___ DATA SHOWN

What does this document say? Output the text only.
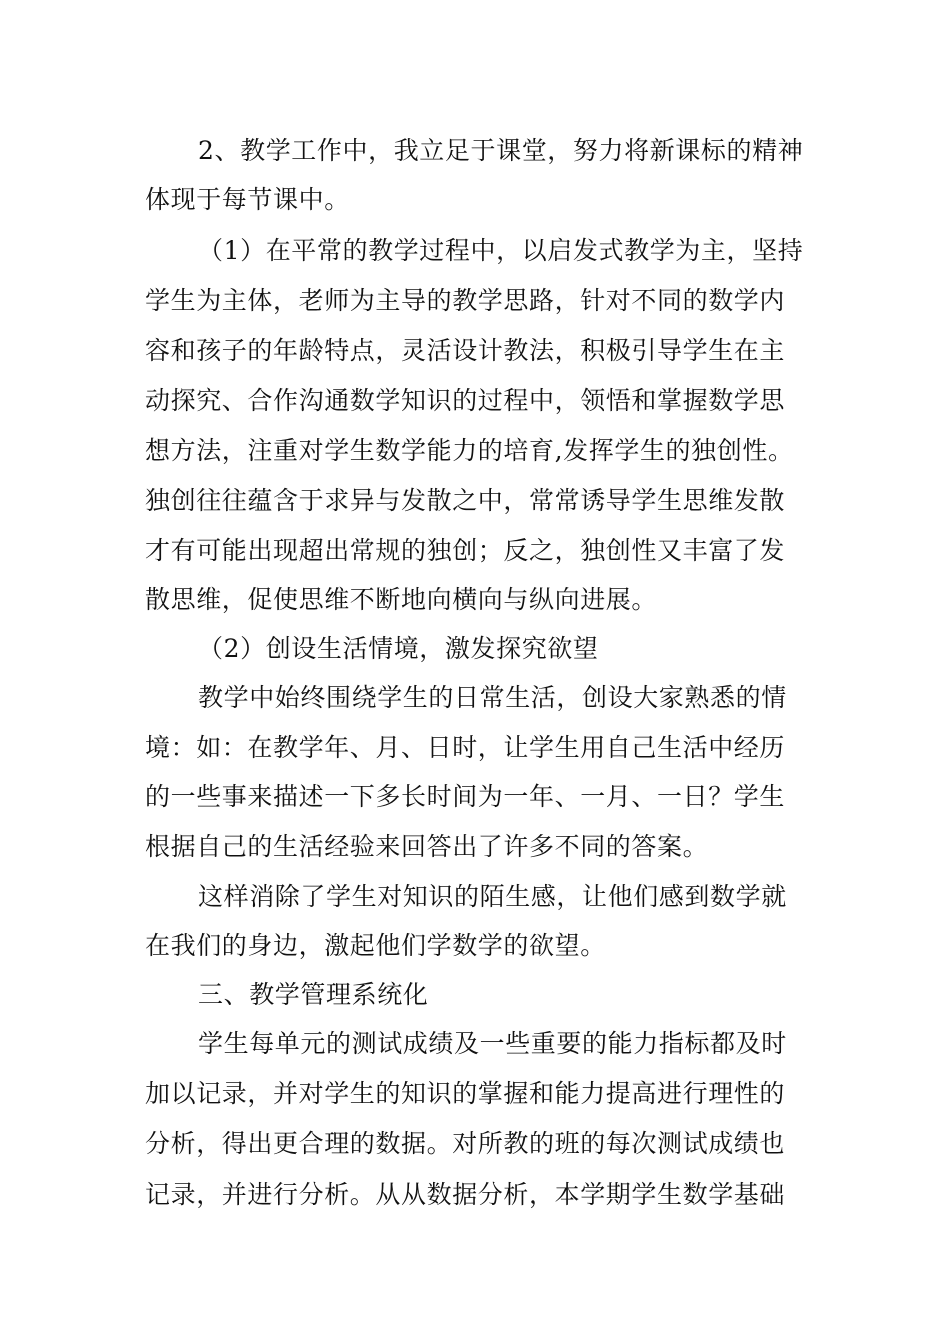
2、教学工作中，我立足于课堂，努力将新课标的精神
体现于每节课中。
（1）在平常的教学过程中，以启发式教学为主，坚持
学生为主体，老师为主导的教学思路，针对不同的数学内
容和孩子的年龄特点，灵活设计教法，积极引导学生在主
动探究、合作沟通数学知识的过程中，领悟和掌握数学思
想方法，注重对学生数学能力的培育,发挥学生的独创性。
独创往往蕴含于求异与发散之中，常常诱导学生思维发散
才有可能出现超出常规的独创；反之，独创性又丰富了发
散思维，促使思维不断地向横向与纵向进展。
（2）创设生活情境，激发探究欲望
教学中始终围绕学生的日常生活，创设大家熟悉的情
境：如：在教学年、月、日时，让学生用自己生活中经历
的一些事来描述一下多长时间为一年、一月、一日？学生
根据自己的生活经验来回答出了许多不同的答案。
这样消除了学生对知识的陌生感，让他们感到数学就
在我们的身边，激起他们学数学的欲望。
三、教学管理系统化
学生每单元的测试成绩及一些重要的能力指标都及时
加以记录，并对学生的知识的掌握和能力提高进行理性的
分析，得出更合理的数据。对所教的班的每次测试成绩也
记录，并进行分析。从从数据分析，本学期学生数学基础
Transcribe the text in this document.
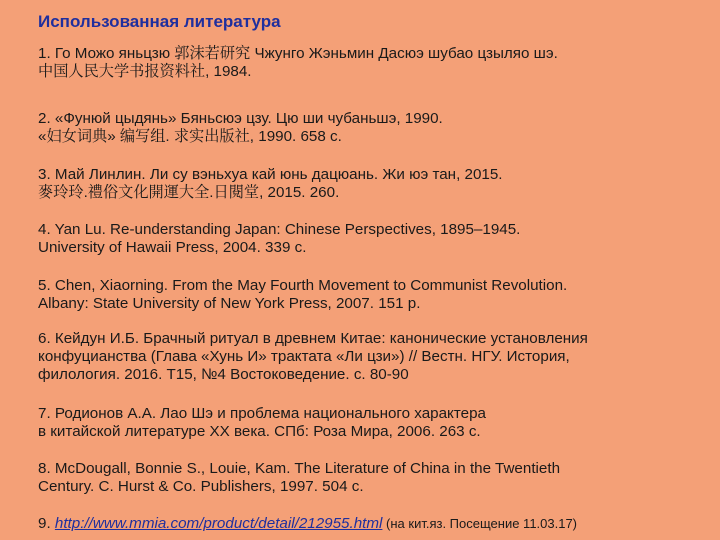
Использованная литература
1. Го Можо яньцзю 郭沫若研究 Чжунго Жэньмин Дасюэ шубао цзыляо шэ.
中国人民大学书报资料社, 1984.
2. «Фунюй цыдянь» Бяньсюэ цзу. Цю ши чубаньшэ, 1990.
«妇女词典» 编写组. 求实出版社, 1990. 658 с.
3. Май Линлин. Ли су вэньхуа кай юнь дацюань. Жи юэ тан, 2015.
麥玲玲.禮俗文化開運大全.日閱堂, 2015. 260.
4. Yan Lu. Re-understanding Japan: Chinese Perspectives, 1895–1945.
University of Hawaii Press, 2004. 339 с.
5. Chen, Xiaorning. From the May Fourth Movement to Communist Revolution.
Albany: State University of New York Press, 2007. 151 p.
6. Кейдун И.Б. Брачный ритуал в древнем Китае: канонические установления
конфуцианства (Глава «Хунь И» трактата «Ли цзи») // Вестн. НГУ. История,
филология. 2016. Т15, №4 Востоковедение. с. 80-90
7. Родионов А.А. Лао Шэ и проблема национального характера
в китайской литературе XX века. СПб: Роза Мира, 2006. 263 с.
8. McDougall, Bonnie S., Louie, Kam. The Literature of China in the Twentieth
Century. C. Hurst & Co. Publishers, 1997. 504 с.
9. http://www.mmia.com/product/detail/212955.html (на кит.яз. Посещение 11.03.17)
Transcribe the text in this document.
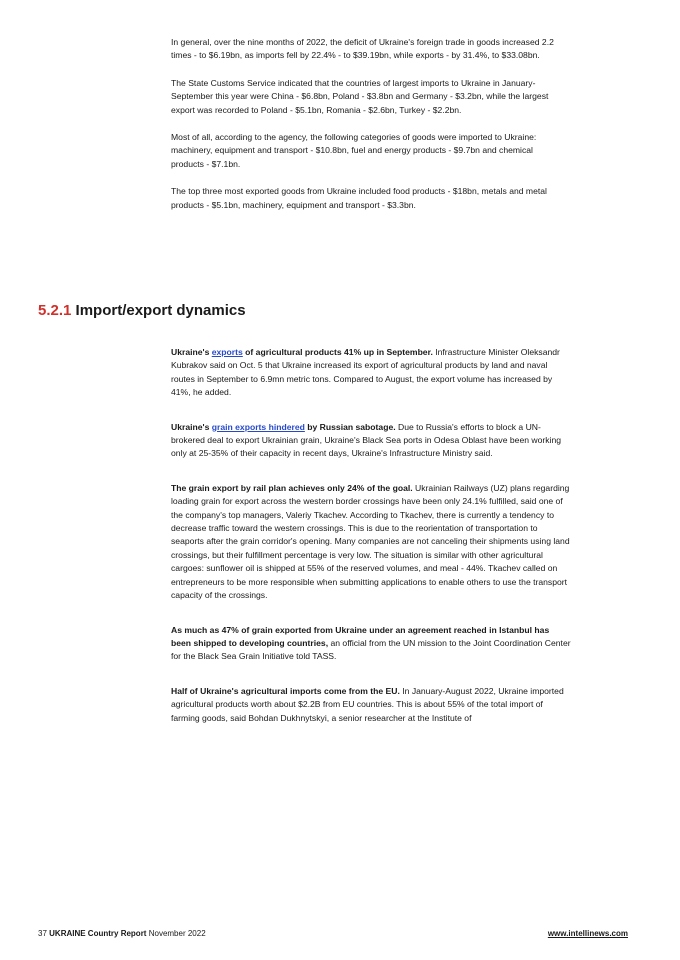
In general, over the nine months of 2022, the deficit of Ukraine's foreign trade in goods increased 2.2 times - to $6.19bn, as imports fell by 22.4% - to $39.19bn, while exports - by 31.4%, to $33.08bn.

The State Customs Service indicated that the countries of largest imports to Ukraine in January-September this year were China - $6.8bn, Poland - $3.8bn and Germany - $3.2bn, while the largest export was recorded to Poland - $5.1bn, Romania - $2.6bn, Turkey - $2.2bn.

Most of all, according to the agency, the following categories of goods were imported to Ukraine: machinery, equipment and transport - $10.8bn, fuel and energy products - $9.7bn and chemical products - $7.1bn.

The top three most exported goods from Ukraine included food products - $18bn, metals and metal products - $5.1bn, machinery, equipment and transport - $3.3bn.

5.2.1 Import/export dynamics

Ukraine's exports of agricultural products 41% up in September. Infrastructure Minister Oleksandr Kubrakov said on Oct. 5 that Ukraine increased its export of agricultural products by land and naval routes in September to 6.9mn metric tons. Compared to August, the export volume has increased by 41%, he added.

Ukraine's grain exports hindered by Russian sabotage. Due to Russia's efforts to block a UN-brokered deal to export Ukrainian grain, Ukraine's Black Sea ports in Odesa Oblast have been working only at 25-35% of their capacity in recent days, Ukraine's Infrastructure Ministry said.

The grain export by rail plan achieves only 24% of the goal. Ukrainian Railways (UZ) plans regarding loading grain for export across the western border crossings have been only 24.1% fulfilled, said one of the company's top managers, Valeriy Tkachev. According to Tkachev, there is currently a tendency to decrease traffic toward the western crossings. This is due to the reorientation of transportation to seaports after the grain corridor's opening. Many companies are not canceling their shipments using land crossings, but their fulfillment percentage is very low. The situation is similar with other agricultural cargoes: sunflower oil is shipped at 55% of the reserved volumes, and meal - 44%. Tkachev called on entrepreneurs to be more responsible when submitting applications to enable others to use the transport capacity of the crossings.

As much as 47% of grain exported from Ukraine under an agreement reached in Istanbul has been shipped to developing countries, an official from the UN mission to the Joint Coordination Center for the Black Sea Grain Initiative told TASS.

Half of Ukraine's agricultural imports come from the EU. In January-August 2022, Ukraine imported agricultural products worth about $2.2B from EU countries. This is about 55% of the total import of farming goods, said Bohdan Dukhnytskyi, a senior researcher at the Institute of

37 UKRAINE Country Report November 2022	www.intellinews.com
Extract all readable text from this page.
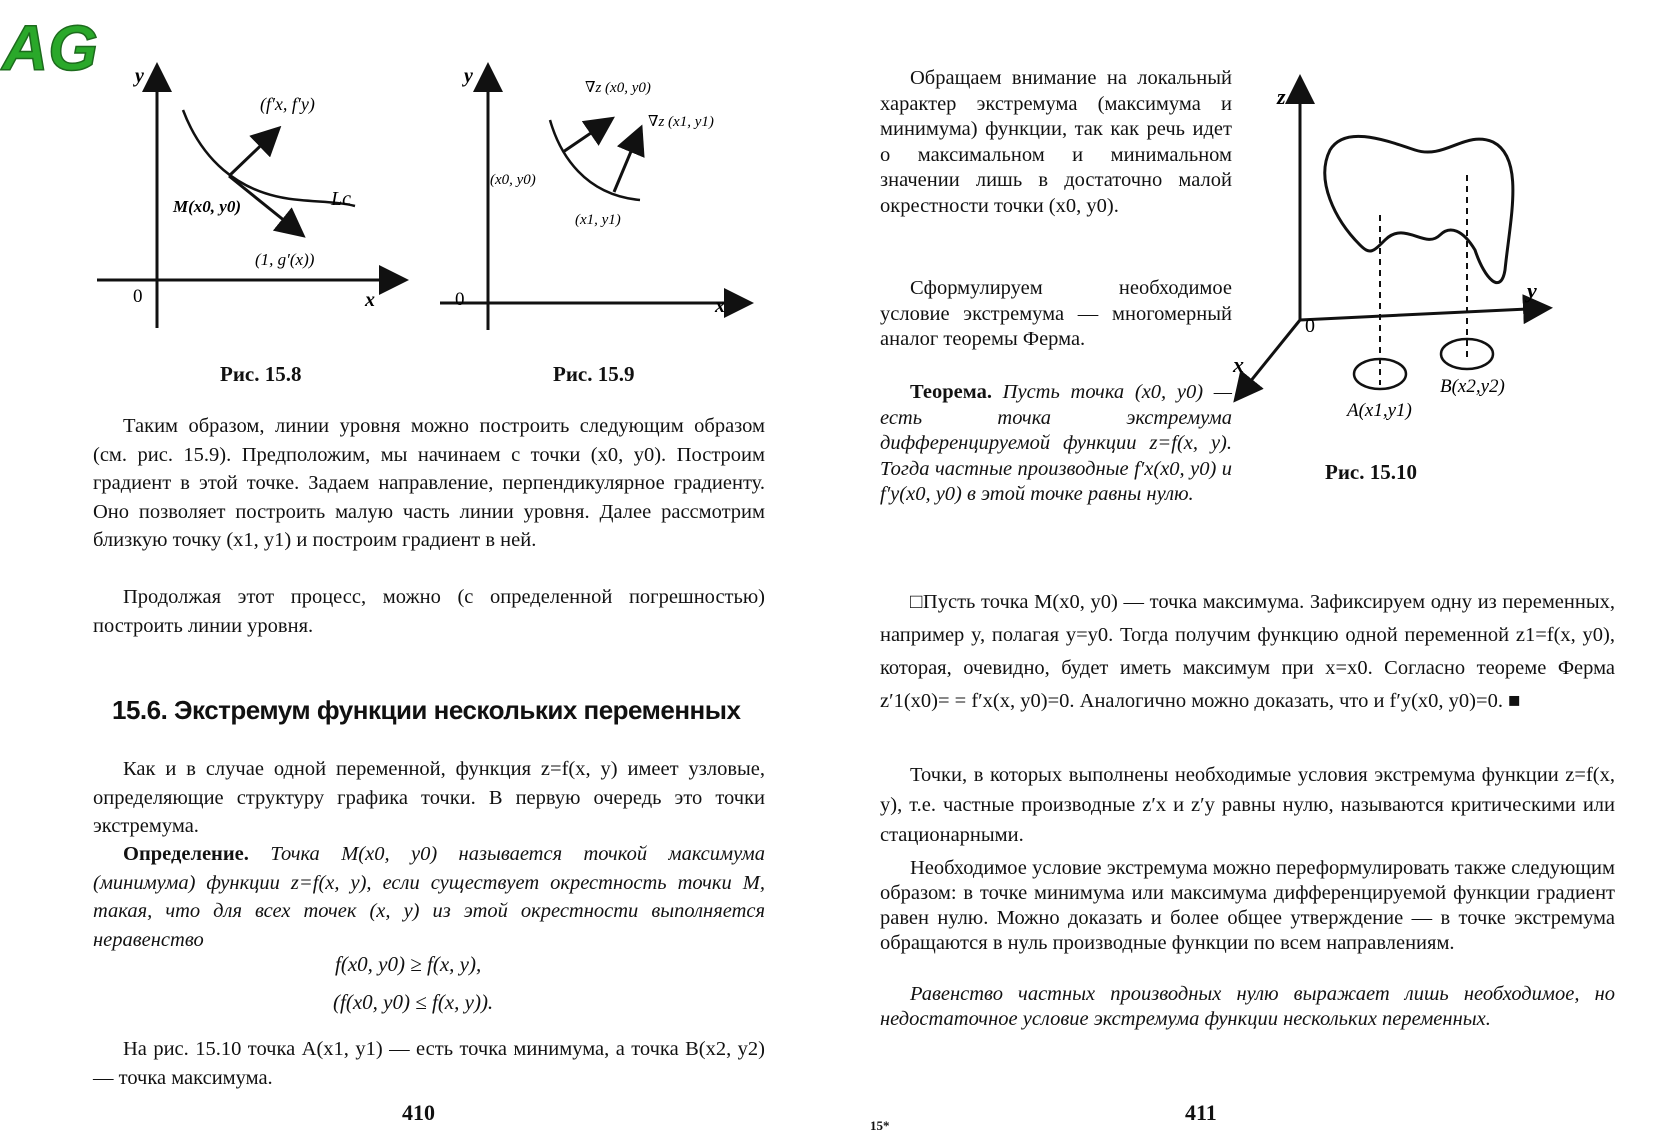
AG y
x
0
(f′x, f′y)
M(x0, y0)	Lc
(1, g′(x))
Рис. 15.8
y
x
0
∇z (x0, y0)
∇z (x1, y1)
(x0, y0)
(x1, y1)
Рис. 15.9

Таким образом, линии уровня можно построить следующим образом (см. рис. 15.9). Предположим, мы начинаем с точки (x0, y0). Построим градиент в этой точке. Задаем направление, перпендикулярное градиенту. Оно позволяет построить малую часть линии уровня. Далее рассмотрим близкую точку (x1, y1) и построим градиент в ней.

Продолжая этот процесс, можно (с определенной погрешностью) построить линии уровня.

15.6. Экстремум функции нескольких переменных

Как и в случае одной переменной, функция z=f(x, y) имеет узловые, определяющие структуру графика точки. В первую очередь это точки экстремума.

Определение. Точка M(x0, y0) называется точкой максимума (минимума) функции z=f(x, y), если существует окрестность точки M, такая, что для всех точек (x, y) из этой окрестности выполняется неравенство

f(x0, y0) ≥ f(x, y),
(f(x0, y0) ≤ f(x, y)).

На рис. 15.10 точка A(x1, y1) — есть точка минимума, а точка B(x2, y2) — точка максимума.

410

Обращаем внимание на локальный характер экстремума (максимума и минимума) функции, так как речь идет о максимальном и минимальном значении лишь в достаточно малой окрестности точки (x0, y0).

Сформулируем необходимое условие экстремума — многомерный аналог теоремы Ферма.

Теорема. Пусть точка (x0, y0) — есть точка экстремума дифференцируемой функции z=f(x, y). Тогда частные производные f′x(x0, y0) и f′y(x0, y0) в этой точке равны нулю.

z
y
x
0
A(x1,y1)
B(x2,y2)
Рис. 15.10

□Пусть точка M(x0, y0) — точка максимума. Зафиксируем одну из переменных, например y, полагая y=y0. Тогда получим функцию одной переменной z1=f(x, y0), которая, очевидно, будет иметь максимум при x=x0. Согласно теореме Ферма z′1(x0)= = f′x(x, y0)=0. Аналогично можно доказать, что и f′y(x0, y0)=0. ■

Точки, в которых выполнены необходимые условия экстремума функции z=f(x, y), т.е. частные производные z′x и z′y равны нулю, называются критическими или стационарными.

Необходимое условие экстремума можно переформулировать также следующим образом: в точке минимума или максимума дифференцируемой функции градиент равен нулю. Можно доказать и более общее утверждение — в точке экстремума обращаются в нуль производные функции по всем направлениям.

Равенство частных производных нулю выражает лишь необходимое, но недостаточное условие экстремума функции нескольких переменных.

15*
411
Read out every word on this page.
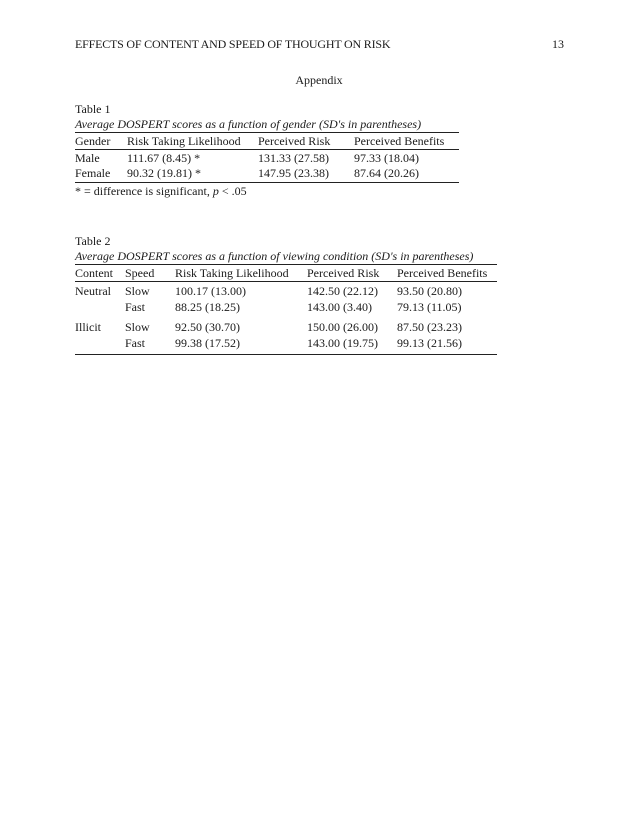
EFFECTS OF CONTENT AND SPEED OF THOUGHT ON RISK	13
Appendix
Table 1
Average DOSPERT scores as a function of gender (SD's in parentheses)
Gender	Risk Taking Likelihood	Perceived Risk	Perceived Benefits
Male	111.67 (8.45) *	131.33 (27.58)	97.33 (18.04)
Female	90.32 (19.81) *	147.95 (23.38)	87.64 (20.26)
* = difference is significant, p < .05
Table 2
Average DOSPERT scores as a function of viewing condition (SD's in parentheses)
Content	Speed	Risk Taking Likelihood	Perceived Risk	Perceived Benefits
Neutral	Slow	100.17 (13.00)	142.50 (22.12)	93.50 (20.80)
	Fast	88.25 (18.25)	143.00 (3.40)	79.13 (11.05)
Illicit	Slow	92.50 (30.70)	150.00 (26.00)	87.50 (23.23)
	Fast	99.38 (17.52)	143.00 (19.75)	99.13 (21.56)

______

YOUR TASK:
Every line from the one containing "Read out every word on this page." through the end of the data above should be copied exactly; nothing else is copied, and pictures are omitted.

EXPECTED OUTPUT:
Read out every word on this page.
EFFECTS OF CONTENT AND SPEED OF THOUGHT ON RISK	13
Appendix
Table 1
Average DOSPERT scores as a function of gender (SD's in parentheses)
Gender	Risk Taking Likelihood	Perceived Risk	Perceived Benefits
Male	111.67 (8.45) *	131.33 (27.58)	97.33 (18.04)
Female	90.32 (19.81) *	147.95 (23.38)	87.64 (20.26)
* = difference is significant, p < .05
Table 2
Average DOSPERT scores as a function of viewing condition (SD's in parentheses)
Content	Speed	Risk Taking Likelihood	Perceived Risk	Perceived Benefits
Neutral	Slow	100.17 (13.00)	142.50 (22.12)	93.50 (20.80)
	Fast	88.25 (18.25)	143.00 (3.40)	79.13 (11.05)
Illicit	Slow	92.50 (30.70)	150.00 (26.00)	87.50 (23.23)
	Fast	99.38 (17.52)	143.00 (19.75)	99.13 (21.56)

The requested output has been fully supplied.